## Instructions for the task
Exactly repeat the full listing that follows.

··· Data provided

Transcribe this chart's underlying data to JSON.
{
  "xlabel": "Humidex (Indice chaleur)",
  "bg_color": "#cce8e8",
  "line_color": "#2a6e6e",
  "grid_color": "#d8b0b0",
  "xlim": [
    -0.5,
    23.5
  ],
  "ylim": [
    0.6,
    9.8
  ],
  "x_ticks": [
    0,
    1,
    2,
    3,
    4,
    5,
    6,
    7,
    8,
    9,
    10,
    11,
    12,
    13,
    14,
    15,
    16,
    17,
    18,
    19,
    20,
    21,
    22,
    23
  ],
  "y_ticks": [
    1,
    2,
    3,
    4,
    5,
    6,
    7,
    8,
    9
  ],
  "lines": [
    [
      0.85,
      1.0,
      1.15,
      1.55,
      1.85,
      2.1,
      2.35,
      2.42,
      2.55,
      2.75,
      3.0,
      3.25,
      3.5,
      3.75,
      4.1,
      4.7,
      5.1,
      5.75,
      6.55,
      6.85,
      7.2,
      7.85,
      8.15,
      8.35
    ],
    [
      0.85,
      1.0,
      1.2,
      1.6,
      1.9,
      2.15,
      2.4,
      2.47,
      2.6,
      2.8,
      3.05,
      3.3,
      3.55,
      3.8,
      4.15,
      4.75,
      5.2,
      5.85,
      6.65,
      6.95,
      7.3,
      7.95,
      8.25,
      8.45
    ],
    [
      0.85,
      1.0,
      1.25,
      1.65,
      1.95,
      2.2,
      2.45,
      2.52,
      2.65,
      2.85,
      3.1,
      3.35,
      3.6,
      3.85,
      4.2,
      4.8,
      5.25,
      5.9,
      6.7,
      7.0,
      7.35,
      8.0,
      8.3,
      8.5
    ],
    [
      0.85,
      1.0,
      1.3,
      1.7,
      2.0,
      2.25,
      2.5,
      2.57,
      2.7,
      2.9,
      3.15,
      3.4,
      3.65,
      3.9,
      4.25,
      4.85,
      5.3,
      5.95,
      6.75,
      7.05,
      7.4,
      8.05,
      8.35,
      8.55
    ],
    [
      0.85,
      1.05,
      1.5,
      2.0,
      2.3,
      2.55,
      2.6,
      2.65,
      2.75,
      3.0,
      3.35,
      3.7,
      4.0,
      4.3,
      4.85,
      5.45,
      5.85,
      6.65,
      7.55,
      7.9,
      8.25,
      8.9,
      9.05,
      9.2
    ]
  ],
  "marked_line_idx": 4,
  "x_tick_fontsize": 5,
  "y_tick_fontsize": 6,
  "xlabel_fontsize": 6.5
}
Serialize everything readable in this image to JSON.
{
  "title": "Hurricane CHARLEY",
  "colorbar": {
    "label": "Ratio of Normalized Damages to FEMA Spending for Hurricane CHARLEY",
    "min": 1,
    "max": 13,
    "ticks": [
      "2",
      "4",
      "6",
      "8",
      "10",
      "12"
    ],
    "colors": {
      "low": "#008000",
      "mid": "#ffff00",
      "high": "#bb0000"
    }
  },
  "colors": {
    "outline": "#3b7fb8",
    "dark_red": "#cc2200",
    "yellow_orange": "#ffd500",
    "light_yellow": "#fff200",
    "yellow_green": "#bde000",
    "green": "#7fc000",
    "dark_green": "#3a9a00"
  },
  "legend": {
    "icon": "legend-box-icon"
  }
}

······

## Correct response
Transcribe this chart's underlying data to JSON.
{
  "xlabel": "Humidex (Indice chaleur)",
  "bg_color": "#cce8e8",
  "line_color": "#2a6e6e",
  "grid_color": "#d8b0b0",
  "xlim": [
    -0.5,
    23.5
  ],
  "ylim": [
    0.6,
    9.8
  ],
  "x_ticks": [
    0,
    1,
    2,
    3,
    4,
    5,
    6,
    7,
    8,
    9,
    10,
    11,
    12,
    13,
    14,
    15,
    16,
    17,
    18,
    19,
    20,
    21,
    22,
    23
  ],
  "y_ticks": [
    1,
    2,
    3,
    4,
    5,
    6,
    7,
    8,
    9
  ],
  "lines": [
    [
      0.85,
      1.0,
      1.15,
      1.55,
      1.85,
      2.1,
      2.35,
      2.42,
      2.55,
      2.75,
      3.0,
      3.25,
      3.5,
      3.75,
      4.1,
      4.7,
      5.1,
      5.75,
      6.55,
      6.85,
      7.2,
      7.85,
      8.15,
      8.35
    ],
    [
      0.85,
      1.0,
      1.2,
      1.6,
      1.9,
      2.15,
      2.4,
      2.47,
      2.6,
      2.8,
      3.05,
      3.3,
      3.55,
      3.8,
      4.15,
      4.75,
      5.2,
      5.85,
      6.65,
      6.95,
      7.3,
      7.95,
      8.25,
      8.45
    ],
    [
      0.85,
      1.0,
      1.25,
      1.65,
      1.95,
      2.2,
      2.45,
      2.52,
      2.65,
      2.85,
      3.1,
      3.35,
      3.6,
      3.85,
      4.2,
      4.8,
      5.25,
      5.9,
      6.7,
      7.0,
      7.35,
      8.0,
      8.3,
      8.5
    ],
    [
      0.85,
      1.0,
      1.3,
      1.7,
      2.0,
      2.25,
      2.5,
      2.57,
      2.7,
      2.9,
      3.15,
      3.4,
      3.65,
      3.9,
      4.25,
      4.85,
      5.3,
      5.95,
      6.75,
      7.05,
      7.4,
      8.05,
      8.35,
      8.55
    ],
    [
      0.85,
      1.05,
      1.5,
      2.0,
      2.3,
      2.55,
      2.6,
      2.65,
      2.75,
      3.0,
      3.35,
      3.7,
      4.0,
      4.3,
      4.85,
      5.45,
      5.85,
      6.65,
      7.55,
      7.9,
      8.25,
      8.9,
      9.05,
      9.2
    ]
  ],
  "marked_line_idx": 4,
  "x_tick_fontsize": 5,
  "y_tick_fontsize": 6,
  "xlabel_fontsize": 6.5
}
Serialize everything readable in this image to JSON.
{
  "title": "Hurricane CHARLEY",
  "colorbar": {
    "label": "Ratio of Normalized Damages to FEMA Spending for Hurricane CHARLEY",
    "min": 1,
    "max": 13,
    "ticks": [
      "2",
      "4",
      "6",
      "8",
      "10",
      "12"
    ],
    "colors": {
      "low": "#008000",
      "mid": "#ffff00",
      "high": "#bb0000"
    }
  },
  "colors": {
    "outline": "#3b7fb8",
    "dark_red": "#cc2200",
    "yellow_orange": "#ffd500",
    "light_yellow": "#fff200",
    "yellow_green": "#bde000",
    "green": "#7fc000",
    "dark_green": "#3a9a00"
  },
  "legend": {
    "icon": "legend-box-icon"
  }
}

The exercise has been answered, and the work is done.